[START OF Excerpted records]

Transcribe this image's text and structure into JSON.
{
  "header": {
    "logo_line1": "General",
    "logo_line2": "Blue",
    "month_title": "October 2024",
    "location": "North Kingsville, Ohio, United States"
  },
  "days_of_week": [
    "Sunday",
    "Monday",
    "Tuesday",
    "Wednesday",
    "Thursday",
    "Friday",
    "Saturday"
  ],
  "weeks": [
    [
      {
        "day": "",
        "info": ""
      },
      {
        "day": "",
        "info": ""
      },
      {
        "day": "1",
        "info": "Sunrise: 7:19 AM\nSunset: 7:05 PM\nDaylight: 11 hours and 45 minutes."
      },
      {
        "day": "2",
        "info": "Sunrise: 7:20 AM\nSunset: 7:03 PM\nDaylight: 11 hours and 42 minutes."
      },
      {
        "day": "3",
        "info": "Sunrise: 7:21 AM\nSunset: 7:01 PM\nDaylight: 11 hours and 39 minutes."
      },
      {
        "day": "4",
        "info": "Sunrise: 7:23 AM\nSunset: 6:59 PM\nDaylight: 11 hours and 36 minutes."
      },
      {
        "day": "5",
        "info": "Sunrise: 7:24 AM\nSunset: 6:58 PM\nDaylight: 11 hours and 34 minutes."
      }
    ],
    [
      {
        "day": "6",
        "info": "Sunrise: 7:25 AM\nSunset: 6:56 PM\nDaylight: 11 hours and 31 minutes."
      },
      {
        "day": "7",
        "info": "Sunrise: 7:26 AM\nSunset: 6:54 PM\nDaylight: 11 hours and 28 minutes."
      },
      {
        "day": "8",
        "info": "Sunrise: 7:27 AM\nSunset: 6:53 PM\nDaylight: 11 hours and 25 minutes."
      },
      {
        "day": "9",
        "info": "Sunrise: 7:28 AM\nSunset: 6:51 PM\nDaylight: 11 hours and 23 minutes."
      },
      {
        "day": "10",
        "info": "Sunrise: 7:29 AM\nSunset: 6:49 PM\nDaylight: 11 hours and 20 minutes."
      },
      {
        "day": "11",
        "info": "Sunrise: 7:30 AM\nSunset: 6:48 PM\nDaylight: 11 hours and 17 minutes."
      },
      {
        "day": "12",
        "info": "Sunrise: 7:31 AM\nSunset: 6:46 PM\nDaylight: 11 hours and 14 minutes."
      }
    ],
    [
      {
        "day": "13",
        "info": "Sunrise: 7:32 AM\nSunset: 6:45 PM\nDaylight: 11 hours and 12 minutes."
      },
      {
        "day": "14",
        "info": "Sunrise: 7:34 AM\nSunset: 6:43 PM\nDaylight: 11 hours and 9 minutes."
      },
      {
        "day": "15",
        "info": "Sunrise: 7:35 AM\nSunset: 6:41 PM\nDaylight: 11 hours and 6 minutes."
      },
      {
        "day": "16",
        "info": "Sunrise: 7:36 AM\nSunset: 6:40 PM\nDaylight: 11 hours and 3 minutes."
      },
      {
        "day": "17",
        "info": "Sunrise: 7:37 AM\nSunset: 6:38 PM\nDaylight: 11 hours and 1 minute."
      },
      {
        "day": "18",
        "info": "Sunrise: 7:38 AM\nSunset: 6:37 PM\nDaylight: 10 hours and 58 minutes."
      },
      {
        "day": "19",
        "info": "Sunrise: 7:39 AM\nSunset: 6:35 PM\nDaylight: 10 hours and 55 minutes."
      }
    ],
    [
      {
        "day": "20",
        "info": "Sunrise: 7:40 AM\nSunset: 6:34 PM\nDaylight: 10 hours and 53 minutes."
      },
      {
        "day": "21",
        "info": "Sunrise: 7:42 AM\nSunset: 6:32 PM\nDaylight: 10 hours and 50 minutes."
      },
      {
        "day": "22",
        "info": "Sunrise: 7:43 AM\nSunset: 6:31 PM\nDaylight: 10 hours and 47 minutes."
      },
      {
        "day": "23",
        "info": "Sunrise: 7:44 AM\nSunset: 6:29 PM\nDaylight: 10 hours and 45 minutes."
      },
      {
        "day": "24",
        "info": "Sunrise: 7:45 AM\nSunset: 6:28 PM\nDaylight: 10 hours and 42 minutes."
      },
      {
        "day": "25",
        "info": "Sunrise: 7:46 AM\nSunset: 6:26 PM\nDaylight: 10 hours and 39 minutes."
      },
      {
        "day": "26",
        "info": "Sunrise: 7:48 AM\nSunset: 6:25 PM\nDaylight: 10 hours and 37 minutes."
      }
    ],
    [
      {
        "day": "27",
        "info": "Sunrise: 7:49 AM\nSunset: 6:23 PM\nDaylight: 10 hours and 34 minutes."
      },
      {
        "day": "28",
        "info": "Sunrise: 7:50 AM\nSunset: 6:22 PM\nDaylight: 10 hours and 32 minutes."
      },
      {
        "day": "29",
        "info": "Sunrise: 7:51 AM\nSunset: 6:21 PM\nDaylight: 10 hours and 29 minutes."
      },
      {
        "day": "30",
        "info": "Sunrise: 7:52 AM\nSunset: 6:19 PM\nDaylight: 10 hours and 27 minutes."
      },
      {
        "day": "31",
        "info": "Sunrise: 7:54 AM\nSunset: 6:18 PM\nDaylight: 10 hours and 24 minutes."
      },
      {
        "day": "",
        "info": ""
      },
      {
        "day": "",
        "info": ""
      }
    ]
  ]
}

[END OF Excerpted records]

Stated goal
Print back all the lines verbatim.

Solved exercise
Transcribe this image's text and structure into JSON.
{
  "header": {
    "logo_line1": "General",
    "logo_line2": "Blue",
    "month_title": "October 2024",
    "location": "North Kingsville, Ohio, United States"
  },
  "days_of_week": [
    "Sunday",
    "Monday",
    "Tuesday",
    "Wednesday",
    "Thursday",
    "Friday",
    "Saturday"
  ],
  "weeks": [
    [
      {
        "day": "",
        "info": ""
      },
      {
        "day": "",
        "info": ""
      },
      {
        "day": "1",
        "info": "Sunrise: 7:19 AM\nSunset: 7:05 PM\nDaylight: 11 hours and 45 minutes."
      },
      {
        "day": "2",
        "info": "Sunrise: 7:20 AM\nSunset: 7:03 PM\nDaylight: 11 hours and 42 minutes."
      },
      {
        "day": "3",
        "info": "Sunrise: 7:21 AM\nSunset: 7:01 PM\nDaylight: 11 hours and 39 minutes."
      },
      {
        "day": "4",
        "info": "Sunrise: 7:23 AM\nSunset: 6:59 PM\nDaylight: 11 hours and 36 minutes."
      },
      {
        "day": "5",
        "info": "Sunrise: 7:24 AM\nSunset: 6:58 PM\nDaylight: 11 hours and 34 minutes."
      }
    ],
    [
      {
        "day": "6",
        "info": "Sunrise: 7:25 AM\nSunset: 6:56 PM\nDaylight: 11 hours and 31 minutes."
      },
      {
        "day": "7",
        "info": "Sunrise: 7:26 AM\nSunset: 6:54 PM\nDaylight: 11 hours and 28 minutes."
      },
      {
        "day": "8",
        "info": "Sunrise: 7:27 AM\nSunset: 6:53 PM\nDaylight: 11 hours and 25 minutes."
      },
      {
        "day": "9",
        "info": "Sunrise: 7:28 AM\nSunset: 6:51 PM\nDaylight: 11 hours and 23 minutes."
      },
      {
        "day": "10",
        "info": "Sunrise: 7:29 AM\nSunset: 6:49 PM\nDaylight: 11 hours and 20 minutes."
      },
      {
        "day": "11",
        "info": "Sunrise: 7:30 AM\nSunset: 6:48 PM\nDaylight: 11 hours and 17 minutes."
      },
      {
        "day": "12",
        "info": "Sunrise: 7:31 AM\nSunset: 6:46 PM\nDaylight: 11 hours and 14 minutes."
      }
    ],
    [
      {
        "day": "13",
        "info": "Sunrise: 7:32 AM\nSunset: 6:45 PM\nDaylight: 11 hours and 12 minutes."
      },
      {
        "day": "14",
        "info": "Sunrise: 7:34 AM\nSunset: 6:43 PM\nDaylight: 11 hours and 9 minutes."
      },
      {
        "day": "15",
        "info": "Sunrise: 7:35 AM\nSunset: 6:41 PM\nDaylight: 11 hours and 6 minutes."
      },
      {
        "day": "16",
        "info": "Sunrise: 7:36 AM\nSunset: 6:40 PM\nDaylight: 11 hours and 3 minutes."
      },
      {
        "day": "17",
        "info": "Sunrise: 7:37 AM\nSunset: 6:38 PM\nDaylight: 11 hours and 1 minute."
      },
      {
        "day": "18",
        "info": "Sunrise: 7:38 AM\nSunset: 6:37 PM\nDaylight: 10 hours and 58 minutes."
      },
      {
        "day": "19",
        "info": "Sunrise: 7:39 AM\nSunset: 6:35 PM\nDaylight: 10 hours and 55 minutes."
      }
    ],
    [
      {
        "day": "20",
        "info": "Sunrise: 7:40 AM\nSunset: 6:34 PM\nDaylight: 10 hours and 53 minutes."
      },
      {
        "day": "21",
        "info": "Sunrise: 7:42 AM\nSunset: 6:32 PM\nDaylight: 10 hours and 50 minutes."
      },
      {
        "day": "22",
        "info": "Sunrise: 7:43 AM\nSunset: 6:31 PM\nDaylight: 10 hours and 47 minutes."
      },
      {
        "day": "23",
        "info": "Sunrise: 7:44 AM\nSunset: 6:29 PM\nDaylight: 10 hours and 45 minutes."
      },
      {
        "day": "24",
        "info": "Sunrise: 7:45 AM\nSunset: 6:28 PM\nDaylight: 10 hours and 42 minutes."
      },
      {
        "day": "25",
        "info": "Sunrise: 7:46 AM\nSunset: 6:26 PM\nDaylight: 10 hours and 39 minutes."
      },
      {
        "day": "26",
        "info": "Sunrise: 7:48 AM\nSunset: 6:25 PM\nDaylight: 10 hours and 37 minutes."
      }
    ],
    [
      {
        "day": "27",
        "info": "Sunrise: 7:49 AM\nSunset: 6:23 PM\nDaylight: 10 hours and 34 minutes."
      },
      {
        "day": "28",
        "info": "Sunrise: 7:50 AM\nSunset: 6:22 PM\nDaylight: 10 hours and 32 minutes."
      },
      {
        "day": "29",
        "info": "Sunrise: 7:51 AM\nSunset: 6:21 PM\nDaylight: 10 hours and 29 minutes."
      },
      {
        "day": "30",
        "info": "Sunrise: 7:52 AM\nSunset: 6:19 PM\nDaylight: 10 hours and 27 minutes."
      },
      {
        "day": "31",
        "info": "Sunrise: 7:54 AM\nSunset: 6:18 PM\nDaylight: 10 hours and 24 minutes."
      },
      {
        "day": "",
        "info": ""
      },
      {
        "day": "",
        "info": ""
      }
    ]
  ]
}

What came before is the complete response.